- [Extracted data]:
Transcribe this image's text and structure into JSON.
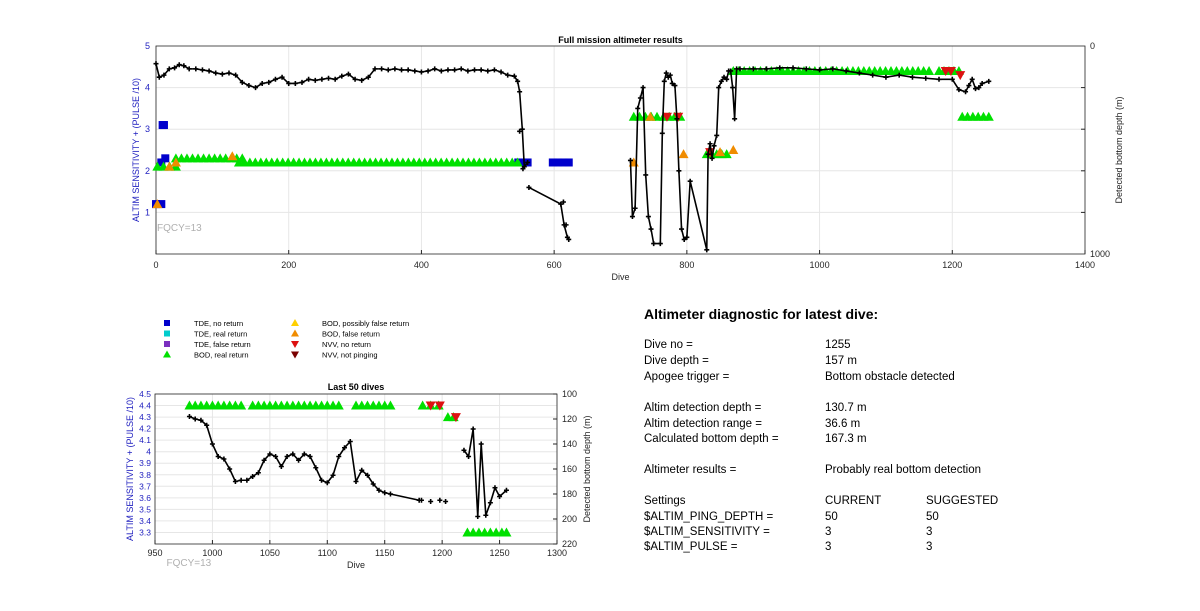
{
  "chart_data": [
    {
      "type": "scatter",
      "title": "Full mission altimeter results",
      "xlabel": "Dive",
      "ylabel": "ALTIM SENSITIVITY + (PULSE /10)",
      "y2label": "Detected bottom depth (m)",
      "xlim": [
        0,
        1400
      ],
      "ylim": [
        0,
        5
      ],
      "y2lim": [
        1000,
        0
      ],
      "xticks": [
        "0",
        "200",
        "400",
        "600",
        "800",
        "1000",
        "1200",
        "1400"
      ],
      "yticks": [
        "1",
        "2",
        "3",
        "4",
        "5"
      ],
      "y2ticks": [
        "0",
        "",
        "",
        "",
        "",
        "1000"
      ],
      "grid": true,
      "annotation": "FQCY=13",
      "series": [
        {
          "name": "TDE, no return",
          "color": "#0000cc",
          "marker": "square",
          "segments": [
            {
              "x": [
                0,
                8
              ],
              "y": [
                1.2,
                1.2
              ]
            },
            {
              "x": [
                8,
                14
              ],
              "y": [
                2.2,
                2.3
              ]
            },
            {
              "x": [
                10,
                12
              ],
              "y": [
                3.1,
                3.1
              ]
            },
            {
              "x": [
                546,
                560
              ],
              "y": [
                2.2,
                2.2
              ]
            },
            {
              "x": [
                598,
                622
              ],
              "y": [
                2.2,
                2.2
              ]
            }
          ],
          "points": []
        },
        {
          "name": "TDE, real return",
          "color": "#00cccc",
          "marker": "square",
          "segments": [],
          "points": []
        },
        {
          "name": "TDE, false return",
          "color": "#7a2fbf",
          "marker": "square",
          "segments": [],
          "points": []
        },
        {
          "name": "BOD, real return",
          "color": "#00e000",
          "marker": "triangle-up",
          "segments": [
            {
              "x": [
                2,
                30
              ],
              "y": [
                2.1,
                2.1
              ]
            },
            {
              "x": [
                30,
                130
              ],
              "y": [
                2.3,
                2.3
              ]
            },
            {
              "x": [
                125,
                545
              ],
              "y": [
                2.2,
                2.2
              ]
            },
            {
              "x": [
                720,
                755
              ],
              "y": [
                3.3,
                3.3
              ]
            },
            {
              "x": [
                765,
                790
              ],
              "y": [
                3.3,
                3.3
              ]
            },
            {
              "x": [
                830,
                860
              ],
              "y": [
                2.4,
                2.4
              ]
            },
            {
              "x": [
                870,
                1165
              ],
              "y": [
                4.4,
                4.4
              ]
            },
            {
              "x": [
                1180,
                1210
              ],
              "y": [
                4.4,
                4.4
              ]
            },
            {
              "x": [
                1215,
                1255
              ],
              "y": [
                3.3,
                3.3
              ]
            }
          ],
          "points": []
        },
        {
          "name": "BOD, possibly false return",
          "color": "#ffd000",
          "marker": "triangle-up",
          "segments": [],
          "points": []
        },
        {
          "name": "BOD, false return",
          "color": "#f08c00",
          "marker": "triangle-up",
          "segments": [],
          "points": [
            [
              2,
              1.2
            ],
            [
              20,
              2.1
            ],
            [
              30,
              2.2
            ],
            [
              115,
              2.35
            ],
            [
              720,
              2.2
            ],
            [
              745,
              3.3
            ],
            [
              795,
              2.4
            ],
            [
              850,
              2.45
            ],
            [
              870,
              2.5
            ]
          ]
        },
        {
          "name": "NVV, no return",
          "color": "#dd1111",
          "marker": "triangle-down",
          "segments": [],
          "points": [
            [
              770,
              3.3
            ],
            [
              787,
              3.3
            ],
            [
              835,
              2.45
            ],
            [
              1190,
              4.4
            ],
            [
              1198,
              4.4
            ],
            [
              1212,
              4.3
            ]
          ]
        },
        {
          "name": "NVV, not pinging",
          "color": "#7a0000",
          "marker": "triangle-down",
          "segments": [],
          "points": []
        },
        {
          "name": "Detected bottom depth",
          "color": "#000000",
          "marker": "plus",
          "axis": "right",
          "x": [
            0,
            5,
            12,
            20,
            28,
            35,
            42,
            50,
            60,
            70,
            80,
            90,
            100,
            110,
            120,
            130,
            140,
            150,
            160,
            170,
            180,
            190,
            200,
            210,
            220,
            230,
            240,
            250,
            260,
            270,
            280,
            290,
            300,
            310,
            320,
            330,
            340,
            350,
            360,
            370,
            380,
            390,
            400,
            410,
            420,
            430,
            440,
            450,
            460,
            470,
            480,
            490,
            500,
            510,
            520,
            530,
            540,
            545,
            548,
            552,
            555,
            560,
            562,
            610,
            615,
            620,
            715,
            718,
            722,
            726,
            730,
            734,
            738,
            742,
            746,
            750,
            760,
            763,
            766,
            769,
            772,
            775,
            778,
            782,
            785,
            788,
            792,
            796,
            800,
            805,
            830,
            832,
            835,
            838,
            841,
            845,
            848,
            852,
            856,
            860,
            863,
            866,
            869,
            872,
            875,
            880,
            900,
            920,
            940,
            960,
            980,
            1000,
            1020,
            1040,
            1060,
            1080,
            1100,
            1120,
            1140,
            1160,
            1180,
            1200,
            1210,
            1220,
            1225,
            1230,
            1235,
            1240,
            1245,
            1255
          ],
          "y": [
            85,
            150,
            140,
            110,
            105,
            90,
            95,
            110,
            110,
            115,
            120,
            130,
            135,
            130,
            140,
            175,
            190,
            200,
            180,
            175,
            160,
            150,
            180,
            180,
            175,
            160,
            165,
            160,
            155,
            160,
            145,
            135,
            160,
            165,
            150,
            110,
            110,
            115,
            110,
            115,
            115,
            120,
            125,
            120,
            110,
            120,
            115,
            115,
            110,
            120,
            115,
            115,
            120,
            115,
            125,
            140,
            145,
            170,
            220,
            400,
            580,
            560,
            680,
            760,
            860,
            920,
            550,
            820,
            780,
            300,
            250,
            200,
            620,
            820,
            880,
            950,
            950,
            420,
            170,
            130,
            150,
            140,
            180,
            190,
            350,
            600,
            880,
            930,
            920,
            650,
            980,
            520,
            470,
            540,
            480,
            430,
            200,
            170,
            150,
            160,
            120,
            120,
            200,
            350,
            110,
            110,
            110,
            110,
            105,
            105,
            110,
            115,
            110,
            120,
            130,
            140,
            150,
            140,
            150,
            155,
            160,
            160,
            210,
            220,
            190,
            160,
            205,
            200,
            180,
            170
          ],
          "points": [
            [
              548,
              410
            ],
            [
              553,
              590
            ],
            [
              614,
              750
            ],
            [
              618,
              860
            ],
            [
              622,
              930
            ]
          ]
        }
      ]
    },
    {
      "type": "scatter",
      "title": "Last 50 dives",
      "xlabel": "Dive",
      "ylabel": "ALTIM SENSITIVITY + (PULSE /10)",
      "y2label": "Detected bottom depth (m)",
      "xlim": [
        950,
        1300
      ],
      "ylim": [
        3.2,
        4.5
      ],
      "y2lim": [
        220,
        100
      ],
      "xticks": [
        "950",
        "1000",
        "1050",
        "1100",
        "1150",
        "1200",
        "1250",
        "1300"
      ],
      "yticks": [
        "3.3",
        "3.4",
        "3.5",
        "3.6",
        "3.7",
        "3.8",
        "3.9",
        "4",
        "4.1",
        "4.2",
        "4.3",
        "4.4",
        "4.5"
      ],
      "y2ticks": [
        "100",
        "120",
        "140",
        "160",
        "180",
        "200",
        "220"
      ],
      "grid": true,
      "annotation": "FQCY=13",
      "bod_real": {
        "x": [
          980,
          985,
          990,
          995,
          1000,
          1005,
          1010,
          1015,
          1020,
          1025,
          1035,
          1040,
          1045,
          1050,
          1055,
          1060,
          1065,
          1070,
          1075,
          1080,
          1085,
          1090,
          1095,
          1100,
          1105,
          1110,
          1125,
          1130,
          1135,
          1140,
          1145,
          1150,
          1155,
          1183,
          1190,
          1197,
          1205,
          1210,
          1222,
          1227,
          1232,
          1237,
          1242,
          1247,
          1252,
          1256
        ],
        "y": [
          4.4,
          4.4,
          4.4,
          4.4,
          4.4,
          4.4,
          4.4,
          4.4,
          4.4,
          4.4,
          4.4,
          4.4,
          4.4,
          4.4,
          4.4,
          4.4,
          4.4,
          4.4,
          4.4,
          4.4,
          4.4,
          4.4,
          4.4,
          4.4,
          4.4,
          4.4,
          4.4,
          4.4,
          4.4,
          4.4,
          4.4,
          4.4,
          4.4,
          4.4,
          4.4,
          4.4,
          4.3,
          4.3,
          3.3,
          3.3,
          3.3,
          3.3,
          3.3,
          3.3,
          3.3,
          3.3
        ]
      },
      "nvv_no_return": {
        "x": [
          1190,
          1198,
          1212
        ],
        "y": [
          4.4,
          4.4,
          4.3
        ]
      },
      "depth": {
        "x": [
          980,
          985,
          990,
          995,
          1000,
          1005,
          1010,
          1015,
          1020,
          1025,
          1030,
          1035,
          1040,
          1045,
          1050,
          1055,
          1060,
          1065,
          1070,
          1075,
          1080,
          1085,
          1090,
          1095,
          1100,
          1105,
          1110,
          1115,
          1120,
          1125,
          1130,
          1135,
          1140,
          1145,
          1150,
          1155,
          1180,
          1182
        ],
        "y": [
          118,
          120,
          121,
          125,
          140,
          150,
          152,
          160,
          170,
          169,
          169,
          166,
          163,
          153,
          148,
          150,
          158,
          150,
          148,
          153,
          148,
          150,
          159,
          169,
          171,
          165,
          150,
          143,
          138,
          170,
          161,
          165,
          172,
          177,
          179,
          180,
          185,
          185
        ],
        "x2": [
          1219,
          1223,
          1227,
          1231,
          1234,
          1238,
          1242,
          1246,
          1250,
          1256
        ],
        "y2": [
          145,
          150,
          128,
          198,
          140,
          197,
          187,
          175,
          182,
          177
        ],
        "points": [
          [
            1190,
            186
          ],
          [
            1198,
            185
          ],
          [
            1203,
            186
          ]
        ]
      }
    }
  ],
  "legend": [
    {
      "label": "TDE, no return",
      "color": "#0000cc",
      "marker": "square"
    },
    {
      "label": "TDE, real return",
      "color": "#00cccc",
      "marker": "square"
    },
    {
      "label": "TDE, false return",
      "color": "#7a2fbf",
      "marker": "square"
    },
    {
      "label": "BOD, real return",
      "color": "#00e000",
      "marker": "triangle-up"
    },
    {
      "label": "BOD, possibly false return",
      "color": "#ffd000",
      "marker": "triangle-up"
    },
    {
      "label": "BOD, false return",
      "color": "#f08c00",
      "marker": "triangle-up"
    },
    {
      "label": "NVV, no return",
      "color": "#dd1111",
      "marker": "triangle-down"
    },
    {
      "label": "NVV, not pinging",
      "color": "#7a0000",
      "marker": "triangle-down"
    }
  ],
  "diagnostic": {
    "title": "Altimeter diagnostic for latest dive:",
    "dive_no_label": "Dive no =",
    "dive_no": "1255",
    "dive_depth_label": "Dive depth =",
    "dive_depth": "157 m",
    "apogee_label": "Apogee trigger =",
    "apogee": "Bottom obstacle detected",
    "altim_depth_label": "Altim detection depth =",
    "altim_depth": "130.7 m",
    "altim_range_label": "Altim detection range =",
    "altim_range": "36.6 m",
    "calc_bottom_label": "Calculated bottom depth =",
    "calc_bottom": "167.3 m",
    "results_label": "Altimeter results =",
    "results": "Probably real bottom detection",
    "settings_label": "Settings",
    "current_label": "CURRENT",
    "suggested_label": "SUGGESTED",
    "ping_depth_label": "$ALTIM_PING_DEPTH =",
    "ping_depth_current": "50",
    "ping_depth_suggested": "50",
    "sensitivity_label": "$ALTIM_SENSITIVITY =",
    "sensitivity_current": "3",
    "sensitivity_suggested": "3",
    "pulse_label": "$ALTIM_PULSE =",
    "pulse_current": "3",
    "pulse_suggested": "3"
  },
  "colors": {
    "left_axis": "#1f1fbf",
    "grid": "#e6e6e6",
    "annotation": "#b0b0b0",
    "axis": "#262626"
  }
}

- [Aim of the exercise]: Find how many lines in the listing hold "title", and reply with that number only.

- [Answer in full]: 3